* [To do]
Wherever "title" appears in a line, copy that line.

****

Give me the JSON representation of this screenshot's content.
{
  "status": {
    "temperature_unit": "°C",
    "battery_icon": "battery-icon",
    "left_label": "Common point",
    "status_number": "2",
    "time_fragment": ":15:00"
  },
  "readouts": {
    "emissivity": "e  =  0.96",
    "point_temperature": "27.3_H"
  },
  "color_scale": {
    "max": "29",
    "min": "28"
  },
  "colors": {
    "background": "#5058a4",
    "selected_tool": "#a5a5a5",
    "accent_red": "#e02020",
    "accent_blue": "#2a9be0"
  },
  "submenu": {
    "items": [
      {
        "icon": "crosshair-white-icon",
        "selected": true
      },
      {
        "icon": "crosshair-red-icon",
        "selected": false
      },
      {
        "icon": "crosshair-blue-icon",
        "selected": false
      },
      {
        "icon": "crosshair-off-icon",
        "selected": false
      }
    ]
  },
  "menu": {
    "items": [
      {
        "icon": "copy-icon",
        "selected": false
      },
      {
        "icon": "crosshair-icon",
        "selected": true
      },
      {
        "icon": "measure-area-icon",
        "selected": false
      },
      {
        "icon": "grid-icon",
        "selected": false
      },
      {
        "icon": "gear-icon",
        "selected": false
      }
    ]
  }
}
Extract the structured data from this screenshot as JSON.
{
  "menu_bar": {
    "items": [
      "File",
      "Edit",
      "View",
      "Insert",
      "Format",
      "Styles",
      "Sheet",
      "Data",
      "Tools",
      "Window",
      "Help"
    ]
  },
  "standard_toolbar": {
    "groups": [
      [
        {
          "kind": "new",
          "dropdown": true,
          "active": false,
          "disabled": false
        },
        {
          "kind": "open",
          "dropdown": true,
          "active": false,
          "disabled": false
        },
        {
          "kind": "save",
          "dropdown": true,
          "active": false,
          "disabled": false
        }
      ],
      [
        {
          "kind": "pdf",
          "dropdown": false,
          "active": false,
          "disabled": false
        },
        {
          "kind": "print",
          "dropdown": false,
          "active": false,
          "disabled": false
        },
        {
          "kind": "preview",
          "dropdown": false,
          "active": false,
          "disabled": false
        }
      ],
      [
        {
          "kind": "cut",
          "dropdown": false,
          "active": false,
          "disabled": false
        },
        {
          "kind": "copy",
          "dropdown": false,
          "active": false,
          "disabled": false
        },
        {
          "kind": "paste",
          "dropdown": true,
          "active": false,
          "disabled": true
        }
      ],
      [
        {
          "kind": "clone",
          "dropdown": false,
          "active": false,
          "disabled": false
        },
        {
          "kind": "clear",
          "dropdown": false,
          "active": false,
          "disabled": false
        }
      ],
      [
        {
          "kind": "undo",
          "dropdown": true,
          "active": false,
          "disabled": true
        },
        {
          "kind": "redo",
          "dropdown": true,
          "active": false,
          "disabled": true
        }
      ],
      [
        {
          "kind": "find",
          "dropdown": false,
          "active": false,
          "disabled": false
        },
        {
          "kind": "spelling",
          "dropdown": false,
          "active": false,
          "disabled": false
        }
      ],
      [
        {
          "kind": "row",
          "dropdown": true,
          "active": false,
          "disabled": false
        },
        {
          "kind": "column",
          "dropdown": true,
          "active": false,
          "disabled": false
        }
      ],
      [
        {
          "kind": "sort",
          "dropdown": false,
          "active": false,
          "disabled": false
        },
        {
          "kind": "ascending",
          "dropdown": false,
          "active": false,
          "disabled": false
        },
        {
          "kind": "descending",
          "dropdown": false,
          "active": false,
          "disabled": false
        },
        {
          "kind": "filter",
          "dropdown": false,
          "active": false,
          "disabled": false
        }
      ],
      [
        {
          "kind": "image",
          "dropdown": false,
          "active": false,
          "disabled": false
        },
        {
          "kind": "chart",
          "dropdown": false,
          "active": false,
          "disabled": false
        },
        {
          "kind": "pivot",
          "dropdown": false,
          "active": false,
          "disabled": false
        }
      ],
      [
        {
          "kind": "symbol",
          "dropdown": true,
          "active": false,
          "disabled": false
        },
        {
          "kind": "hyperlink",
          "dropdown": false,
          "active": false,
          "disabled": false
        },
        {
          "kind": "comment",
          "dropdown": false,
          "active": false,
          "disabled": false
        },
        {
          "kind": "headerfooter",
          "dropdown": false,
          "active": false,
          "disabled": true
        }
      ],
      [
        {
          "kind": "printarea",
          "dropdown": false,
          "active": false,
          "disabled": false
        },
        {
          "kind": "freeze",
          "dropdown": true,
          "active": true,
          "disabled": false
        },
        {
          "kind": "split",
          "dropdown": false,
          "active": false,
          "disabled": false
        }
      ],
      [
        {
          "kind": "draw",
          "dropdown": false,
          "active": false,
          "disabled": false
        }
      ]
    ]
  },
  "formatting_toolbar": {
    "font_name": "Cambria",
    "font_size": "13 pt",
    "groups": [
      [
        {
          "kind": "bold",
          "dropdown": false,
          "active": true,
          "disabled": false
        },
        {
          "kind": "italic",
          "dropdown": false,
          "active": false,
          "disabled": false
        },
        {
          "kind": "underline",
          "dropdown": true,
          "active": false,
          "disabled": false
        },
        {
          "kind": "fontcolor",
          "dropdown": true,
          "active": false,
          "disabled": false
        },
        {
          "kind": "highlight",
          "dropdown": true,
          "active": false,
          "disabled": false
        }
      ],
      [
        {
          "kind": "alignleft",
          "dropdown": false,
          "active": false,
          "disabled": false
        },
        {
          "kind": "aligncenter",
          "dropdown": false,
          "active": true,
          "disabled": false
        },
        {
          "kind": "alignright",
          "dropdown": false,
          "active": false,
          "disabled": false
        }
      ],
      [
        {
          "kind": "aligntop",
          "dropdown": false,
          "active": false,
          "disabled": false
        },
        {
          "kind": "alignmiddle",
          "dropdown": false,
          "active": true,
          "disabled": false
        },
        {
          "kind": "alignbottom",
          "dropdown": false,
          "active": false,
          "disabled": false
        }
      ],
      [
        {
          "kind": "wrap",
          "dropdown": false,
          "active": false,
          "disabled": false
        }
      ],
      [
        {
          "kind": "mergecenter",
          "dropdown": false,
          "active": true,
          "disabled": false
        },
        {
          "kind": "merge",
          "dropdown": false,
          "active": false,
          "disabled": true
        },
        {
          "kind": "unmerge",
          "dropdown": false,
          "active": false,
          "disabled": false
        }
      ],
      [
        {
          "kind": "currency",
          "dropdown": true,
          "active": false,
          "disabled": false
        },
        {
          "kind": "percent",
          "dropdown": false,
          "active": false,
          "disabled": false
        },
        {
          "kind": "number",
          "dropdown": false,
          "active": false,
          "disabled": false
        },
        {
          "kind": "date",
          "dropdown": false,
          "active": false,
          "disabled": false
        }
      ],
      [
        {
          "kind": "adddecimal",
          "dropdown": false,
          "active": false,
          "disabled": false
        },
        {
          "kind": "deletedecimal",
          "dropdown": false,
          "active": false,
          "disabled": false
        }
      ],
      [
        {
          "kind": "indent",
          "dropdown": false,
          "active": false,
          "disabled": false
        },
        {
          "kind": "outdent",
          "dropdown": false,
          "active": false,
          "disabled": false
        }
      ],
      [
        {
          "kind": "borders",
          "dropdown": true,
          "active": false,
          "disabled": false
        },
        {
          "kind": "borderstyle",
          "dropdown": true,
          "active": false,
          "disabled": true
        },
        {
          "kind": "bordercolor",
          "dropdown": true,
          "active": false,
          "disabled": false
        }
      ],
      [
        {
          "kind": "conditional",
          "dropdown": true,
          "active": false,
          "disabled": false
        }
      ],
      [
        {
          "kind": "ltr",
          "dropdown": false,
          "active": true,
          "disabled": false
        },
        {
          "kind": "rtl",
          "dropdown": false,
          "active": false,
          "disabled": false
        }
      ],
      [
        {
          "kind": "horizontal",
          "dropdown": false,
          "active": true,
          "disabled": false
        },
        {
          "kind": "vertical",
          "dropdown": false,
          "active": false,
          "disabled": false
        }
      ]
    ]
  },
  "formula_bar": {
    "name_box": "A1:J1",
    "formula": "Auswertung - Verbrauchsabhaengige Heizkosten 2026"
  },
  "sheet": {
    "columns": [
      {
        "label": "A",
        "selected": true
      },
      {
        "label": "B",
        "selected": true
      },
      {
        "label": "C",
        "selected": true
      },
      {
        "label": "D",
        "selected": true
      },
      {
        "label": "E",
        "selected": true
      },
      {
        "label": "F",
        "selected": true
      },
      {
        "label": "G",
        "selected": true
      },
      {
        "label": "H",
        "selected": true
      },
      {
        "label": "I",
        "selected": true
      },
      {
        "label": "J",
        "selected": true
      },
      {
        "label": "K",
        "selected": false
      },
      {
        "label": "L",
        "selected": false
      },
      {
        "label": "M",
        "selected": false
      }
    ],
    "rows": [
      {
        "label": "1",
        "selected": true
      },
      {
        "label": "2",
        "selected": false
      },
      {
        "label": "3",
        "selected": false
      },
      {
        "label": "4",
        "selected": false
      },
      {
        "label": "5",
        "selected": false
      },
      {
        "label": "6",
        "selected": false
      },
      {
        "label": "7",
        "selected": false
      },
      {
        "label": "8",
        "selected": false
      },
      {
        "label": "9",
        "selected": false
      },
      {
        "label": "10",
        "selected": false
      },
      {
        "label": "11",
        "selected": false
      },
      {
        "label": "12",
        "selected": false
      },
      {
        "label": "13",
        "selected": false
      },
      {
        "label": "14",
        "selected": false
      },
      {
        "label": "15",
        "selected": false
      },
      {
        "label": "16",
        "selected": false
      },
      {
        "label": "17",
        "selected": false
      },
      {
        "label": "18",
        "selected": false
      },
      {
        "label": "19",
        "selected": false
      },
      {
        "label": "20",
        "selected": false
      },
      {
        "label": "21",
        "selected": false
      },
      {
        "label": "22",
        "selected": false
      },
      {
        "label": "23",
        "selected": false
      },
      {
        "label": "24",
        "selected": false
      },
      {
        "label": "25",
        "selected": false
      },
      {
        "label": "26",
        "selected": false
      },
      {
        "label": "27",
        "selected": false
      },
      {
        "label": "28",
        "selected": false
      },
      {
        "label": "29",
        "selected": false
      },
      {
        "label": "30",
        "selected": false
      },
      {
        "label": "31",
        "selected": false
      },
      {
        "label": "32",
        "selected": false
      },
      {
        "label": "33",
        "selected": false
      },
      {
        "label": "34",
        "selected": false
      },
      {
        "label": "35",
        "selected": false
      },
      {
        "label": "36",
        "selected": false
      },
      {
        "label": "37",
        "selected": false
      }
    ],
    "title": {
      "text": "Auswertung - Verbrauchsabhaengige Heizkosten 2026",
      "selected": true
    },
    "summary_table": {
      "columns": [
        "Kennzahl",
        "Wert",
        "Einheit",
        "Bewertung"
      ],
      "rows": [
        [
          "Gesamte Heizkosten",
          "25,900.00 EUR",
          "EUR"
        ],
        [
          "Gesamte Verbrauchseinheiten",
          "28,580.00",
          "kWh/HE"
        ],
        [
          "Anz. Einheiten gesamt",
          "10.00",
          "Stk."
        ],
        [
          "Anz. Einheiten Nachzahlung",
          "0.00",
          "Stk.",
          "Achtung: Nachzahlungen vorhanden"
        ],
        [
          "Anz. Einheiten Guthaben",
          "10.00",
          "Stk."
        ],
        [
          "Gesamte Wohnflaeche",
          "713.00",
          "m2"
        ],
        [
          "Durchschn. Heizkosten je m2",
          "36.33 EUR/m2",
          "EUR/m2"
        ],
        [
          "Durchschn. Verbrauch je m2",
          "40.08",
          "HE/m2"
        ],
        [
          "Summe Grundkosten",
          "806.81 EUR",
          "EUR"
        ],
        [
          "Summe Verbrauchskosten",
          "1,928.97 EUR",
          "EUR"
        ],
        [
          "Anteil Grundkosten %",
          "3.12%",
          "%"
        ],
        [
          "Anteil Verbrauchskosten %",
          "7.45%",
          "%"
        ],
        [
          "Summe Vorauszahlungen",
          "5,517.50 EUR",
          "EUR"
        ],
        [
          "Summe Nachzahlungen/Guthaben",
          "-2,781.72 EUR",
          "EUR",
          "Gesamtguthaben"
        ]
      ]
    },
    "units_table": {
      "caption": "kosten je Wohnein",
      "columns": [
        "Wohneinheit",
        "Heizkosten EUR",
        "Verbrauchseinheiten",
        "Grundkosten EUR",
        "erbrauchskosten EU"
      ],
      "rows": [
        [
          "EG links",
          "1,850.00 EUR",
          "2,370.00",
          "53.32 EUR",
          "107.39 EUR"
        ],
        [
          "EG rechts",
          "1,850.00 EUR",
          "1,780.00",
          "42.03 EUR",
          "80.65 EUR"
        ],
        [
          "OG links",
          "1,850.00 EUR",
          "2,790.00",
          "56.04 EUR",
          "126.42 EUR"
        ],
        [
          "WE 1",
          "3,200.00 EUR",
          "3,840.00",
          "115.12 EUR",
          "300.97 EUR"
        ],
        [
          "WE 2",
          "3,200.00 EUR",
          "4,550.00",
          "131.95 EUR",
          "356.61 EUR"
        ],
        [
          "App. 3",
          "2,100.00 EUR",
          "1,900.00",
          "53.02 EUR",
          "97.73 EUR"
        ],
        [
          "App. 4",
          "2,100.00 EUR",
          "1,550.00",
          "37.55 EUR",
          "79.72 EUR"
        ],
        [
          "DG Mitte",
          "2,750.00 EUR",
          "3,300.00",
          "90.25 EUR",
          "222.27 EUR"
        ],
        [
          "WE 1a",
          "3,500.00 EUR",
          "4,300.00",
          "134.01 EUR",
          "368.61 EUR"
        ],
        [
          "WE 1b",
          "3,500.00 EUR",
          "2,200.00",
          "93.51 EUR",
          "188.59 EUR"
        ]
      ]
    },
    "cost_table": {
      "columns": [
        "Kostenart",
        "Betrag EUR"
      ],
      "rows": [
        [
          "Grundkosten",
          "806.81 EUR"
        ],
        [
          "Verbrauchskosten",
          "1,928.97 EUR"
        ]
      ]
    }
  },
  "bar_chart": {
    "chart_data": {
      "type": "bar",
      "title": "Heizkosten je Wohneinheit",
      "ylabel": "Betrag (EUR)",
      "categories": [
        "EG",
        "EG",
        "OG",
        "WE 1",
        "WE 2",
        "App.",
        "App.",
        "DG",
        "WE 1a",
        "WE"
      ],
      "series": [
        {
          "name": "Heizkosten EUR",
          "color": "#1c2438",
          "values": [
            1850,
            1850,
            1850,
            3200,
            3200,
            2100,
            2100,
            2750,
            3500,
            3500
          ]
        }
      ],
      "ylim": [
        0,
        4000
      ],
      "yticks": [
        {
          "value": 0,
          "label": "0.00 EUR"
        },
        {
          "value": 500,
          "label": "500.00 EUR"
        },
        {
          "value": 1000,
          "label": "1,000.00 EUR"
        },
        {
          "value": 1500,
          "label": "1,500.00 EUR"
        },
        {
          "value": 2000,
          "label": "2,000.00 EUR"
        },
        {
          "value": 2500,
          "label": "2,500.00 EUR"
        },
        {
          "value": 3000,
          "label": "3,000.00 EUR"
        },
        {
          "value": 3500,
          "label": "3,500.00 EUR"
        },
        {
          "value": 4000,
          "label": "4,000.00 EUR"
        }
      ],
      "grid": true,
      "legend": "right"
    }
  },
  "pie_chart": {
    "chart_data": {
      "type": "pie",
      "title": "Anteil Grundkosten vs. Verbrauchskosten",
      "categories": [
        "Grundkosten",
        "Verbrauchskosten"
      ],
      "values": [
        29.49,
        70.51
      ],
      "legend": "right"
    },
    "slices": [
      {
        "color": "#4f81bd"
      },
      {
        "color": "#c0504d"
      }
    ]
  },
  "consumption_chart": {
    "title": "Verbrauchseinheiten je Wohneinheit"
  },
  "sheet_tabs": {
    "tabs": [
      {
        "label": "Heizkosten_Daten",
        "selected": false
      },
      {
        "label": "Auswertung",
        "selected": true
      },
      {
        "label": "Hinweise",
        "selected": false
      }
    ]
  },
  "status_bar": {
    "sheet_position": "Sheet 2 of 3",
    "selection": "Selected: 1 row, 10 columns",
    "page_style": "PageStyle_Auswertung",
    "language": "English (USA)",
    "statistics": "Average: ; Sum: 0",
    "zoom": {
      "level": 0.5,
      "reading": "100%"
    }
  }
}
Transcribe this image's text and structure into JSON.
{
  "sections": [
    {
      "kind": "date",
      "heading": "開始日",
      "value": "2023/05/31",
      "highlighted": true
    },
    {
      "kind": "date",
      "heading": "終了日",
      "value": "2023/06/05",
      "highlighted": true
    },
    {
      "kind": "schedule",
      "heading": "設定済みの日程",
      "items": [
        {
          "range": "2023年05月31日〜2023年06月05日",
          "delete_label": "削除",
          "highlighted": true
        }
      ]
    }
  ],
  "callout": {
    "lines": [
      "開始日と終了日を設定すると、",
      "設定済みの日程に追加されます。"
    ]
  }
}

****

* [Answer to the problem]
    "title": {
      "title": "Heizkosten je Wohneinheit",
      "title": "Anteil Grundkosten vs. Verbrauchskosten",
    "title": "Verbrauchseinheiten je Wohneinheit"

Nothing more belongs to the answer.